**** Texto para leitura

Com efeito, neste contexto, não é possível restringir a eficácia da decisão proferida nos autos  aos limites geográficos da competência territorial do órgão prolator, sob pena de chancelar a  aplicação  de  normas  distintas  a  pessoas  detentoras  da  mesma  condição  jurídica.  Ante  o  exposto, utilizando-me do juízo de retratação, reconsidero em parte a decisão de fls. 341/359  (e-STJ),  para  conhecer  do  recurso  especial  do  MPF  e  dar-lhe  provimento,  para  afastar  a  limitação  da  competência  territorial  do  órgão  julgador,  facultando-se  aos  beneficiários  o  ajuizamento da execução no juízo de seu domicílio.
Publique-se. Intimem-se.
Brasília (DF), 17 de março de 2014.
(AgRg no REsp 1.426.874, Ministro HUMBERTO MARTINS, 20/03/2014)

Na mesma linha do que vem decidindo o STJ, a doutrina já alertava  sobre  a  leitura  equivocada  do  art.  16  da  Lei  n.º  7.347/85.  Cito,  por  exemplo,  Hugro Nigro Mazzilli, cuja abordagem é esclarecedora (A Defesa dos Interesses  Difusos em Juízo. 25ª Ed. São Paulo: Saraiva, 2012, pp. 294/299), verbis:

'A alteração trazida ao art. 16 da Lei da Ação Civil Pública pela Lei n.º 9.494/97 consistiu em  introduzir  a  locução  adverbial  'nos  limites  da  competência  territorial  do  órgão  prolator',  pretendendo-se  assim  limitar  a  eficácia  erga  omnes  da  coisa  julgada  no  processo  coletivo.
Trata-se de acréscimo de todo equivocado, de redação infeliz e inócua. O legislador de 1997  confundiu limites da coisa julgada (cuja imutabilidade subjetiva, nas ações civis públicas ou  coletivas, pode ser erga omnes) com competência (saber qual órgão do Poder Judiciário está  investido de uma parcela da jurisdição estatal); e ainda confundiu a competência absoluta (de  que  se  cuida  no  art.  2º  da  LACP)  com  competência  territorial  (de  que  cuidou  na  alteração  procedida no art. 16, apesar de que, na ação civil pública, a competência não é territorial, e  sim absoluta).
(...)

********
**** Lista de dados

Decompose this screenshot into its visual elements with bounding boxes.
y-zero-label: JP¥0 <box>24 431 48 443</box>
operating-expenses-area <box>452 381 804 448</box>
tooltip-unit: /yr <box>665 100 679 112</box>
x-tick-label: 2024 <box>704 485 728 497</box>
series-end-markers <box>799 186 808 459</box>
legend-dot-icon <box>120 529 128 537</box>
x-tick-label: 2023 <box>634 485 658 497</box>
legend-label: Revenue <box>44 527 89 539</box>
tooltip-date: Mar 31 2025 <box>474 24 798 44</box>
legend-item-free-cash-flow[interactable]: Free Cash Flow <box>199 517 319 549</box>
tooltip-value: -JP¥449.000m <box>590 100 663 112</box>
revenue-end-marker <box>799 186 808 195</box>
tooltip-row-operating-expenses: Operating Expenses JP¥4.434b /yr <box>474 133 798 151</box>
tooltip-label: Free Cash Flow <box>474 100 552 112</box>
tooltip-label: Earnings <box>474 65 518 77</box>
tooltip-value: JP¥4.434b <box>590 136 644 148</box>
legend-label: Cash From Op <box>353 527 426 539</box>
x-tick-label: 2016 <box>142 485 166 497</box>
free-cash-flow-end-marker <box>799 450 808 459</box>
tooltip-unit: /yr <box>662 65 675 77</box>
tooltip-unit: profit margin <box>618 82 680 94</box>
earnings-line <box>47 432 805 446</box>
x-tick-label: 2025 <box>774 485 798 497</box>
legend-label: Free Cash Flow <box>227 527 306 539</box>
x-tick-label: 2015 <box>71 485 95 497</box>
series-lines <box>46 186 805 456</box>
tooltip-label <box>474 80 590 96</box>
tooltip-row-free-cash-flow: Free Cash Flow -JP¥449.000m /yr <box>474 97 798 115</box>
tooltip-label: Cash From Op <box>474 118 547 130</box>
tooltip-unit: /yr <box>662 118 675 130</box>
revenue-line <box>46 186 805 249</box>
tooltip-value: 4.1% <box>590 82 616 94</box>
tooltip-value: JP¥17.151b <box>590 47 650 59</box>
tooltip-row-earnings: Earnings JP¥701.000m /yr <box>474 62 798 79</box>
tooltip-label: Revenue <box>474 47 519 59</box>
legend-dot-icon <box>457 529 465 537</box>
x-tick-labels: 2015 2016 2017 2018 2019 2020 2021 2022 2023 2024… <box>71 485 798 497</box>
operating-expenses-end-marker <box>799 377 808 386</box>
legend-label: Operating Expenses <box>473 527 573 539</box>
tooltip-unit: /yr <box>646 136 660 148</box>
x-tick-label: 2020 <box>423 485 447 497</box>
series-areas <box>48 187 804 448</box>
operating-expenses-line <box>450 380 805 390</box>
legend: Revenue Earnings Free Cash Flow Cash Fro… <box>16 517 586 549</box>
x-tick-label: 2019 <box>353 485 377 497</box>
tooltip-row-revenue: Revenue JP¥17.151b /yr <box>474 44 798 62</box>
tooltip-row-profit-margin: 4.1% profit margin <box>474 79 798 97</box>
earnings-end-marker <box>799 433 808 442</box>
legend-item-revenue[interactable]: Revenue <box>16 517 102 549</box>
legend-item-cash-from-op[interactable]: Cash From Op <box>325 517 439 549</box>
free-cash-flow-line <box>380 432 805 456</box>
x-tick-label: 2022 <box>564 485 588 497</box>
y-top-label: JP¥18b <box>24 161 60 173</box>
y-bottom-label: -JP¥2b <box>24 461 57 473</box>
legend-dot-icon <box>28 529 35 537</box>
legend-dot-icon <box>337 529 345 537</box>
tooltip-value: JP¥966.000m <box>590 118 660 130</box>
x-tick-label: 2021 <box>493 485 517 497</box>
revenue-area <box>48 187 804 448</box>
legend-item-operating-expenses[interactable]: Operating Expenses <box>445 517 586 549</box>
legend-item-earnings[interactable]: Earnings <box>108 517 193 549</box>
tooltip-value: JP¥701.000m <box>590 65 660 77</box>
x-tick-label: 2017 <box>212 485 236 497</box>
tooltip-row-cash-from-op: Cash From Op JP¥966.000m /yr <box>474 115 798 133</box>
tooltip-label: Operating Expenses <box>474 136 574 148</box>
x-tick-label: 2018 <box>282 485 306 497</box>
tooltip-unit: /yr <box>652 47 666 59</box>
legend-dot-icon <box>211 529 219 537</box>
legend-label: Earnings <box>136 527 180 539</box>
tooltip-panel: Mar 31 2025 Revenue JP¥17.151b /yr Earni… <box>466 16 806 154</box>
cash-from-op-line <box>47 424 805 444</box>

********

- Explorar o material:
1 - Segundo o texto para leitura, que lei alterou o art. 16 da Lei da Ação Civil Pública?
2 - Diga se cada afirmação abaixo está de acordo com o texto para leitura, respondendo sim ou não e citando as palavras do texto que decidem a questão.
(a) A decisão foi assinada em Brasília, em 17 de março de 2014.
(b) O recurso especial do MPF foi negado.
(c) De acordo com o trecho citado, na ação civil pública a competência é territorial.
3 - Dê sequência ao texto sobre o art. 16 da Lei da Ação Civil Pública a partir do ponto em que ele para.

- Respostas do exercício:
1 - A Lei n.º 9.494/97.

2 -
(a) Sim: "Brasília (DF), 17 de março de 2014."
(b) Não: "para conhecer do recurso especial do MPF e dar-lhe provimento".
(c) Não: "na ação civil pública, a competência não é territorial, e sim absoluta".

3 -
Não  há  como  confundir  a  competência  do  juiz  que  deve  conhecer  e  julgar  a  causa  com  a  imutabilidade dos efeitos que uma sentença produz e deve mesmo produzir dentro ou fora da  comarca em que foi proferida, imutabilidade essa que deriva de seu trânsito em julgado e não  da  competência  do  órgão  jurisdicional  que  a  proferiu  (imutabilidade  do  decisum  entre  as  partes ou erga omnes, conforme o caso). Assim, p. ex., uma sentença que proíba a fabricação  de um produto nocivo que vinha sendo produzido e vendido em todo o País, ou uma sentença  que  proíba  o  lançamento  de  dejetos  tóxicos  num  rio  que  banhe  vários  Estados  -  essas  sentenças produzirão efeitos em  todo o País ou, pelo menos, em mais de uma região do País.
Se essas sentenças transitarem em julgado, em certos casos poderão restar imutáveis em face  de todos, mas isso em nada se confunde com a competência do órgão jurisdicional que deve  proferi-las, a qual caberá a um único juiz, e não a cada um dos milhares de juízes brasileiros,  absurdamente  'dentro  dos  limites  de  sua  competência  territorial',  como  canhestramente  sugere a nova redação do art. 16 da LACP... Admitir solução diversa seria levar a milhares de  sentenças contraditórias, exatamente contra os mais elementares fundamentos e finalidades da defesa coletiva de interesses transindividuais...
(...)
Sobre estar tecnicamente incorreta, a alteração legislativa trazida ao art. 16 da LACP pela Lei  n. 9.494/97 é ainda inócua, pois o CDC não foi modificado nesse particular, e a disciplina dos  arts. 93 e 103 é de aplicação integrada e subsidiária nas ações civis públicas de que cuida a  Lei n. 7.347/85 (art. 21 desta).
(...)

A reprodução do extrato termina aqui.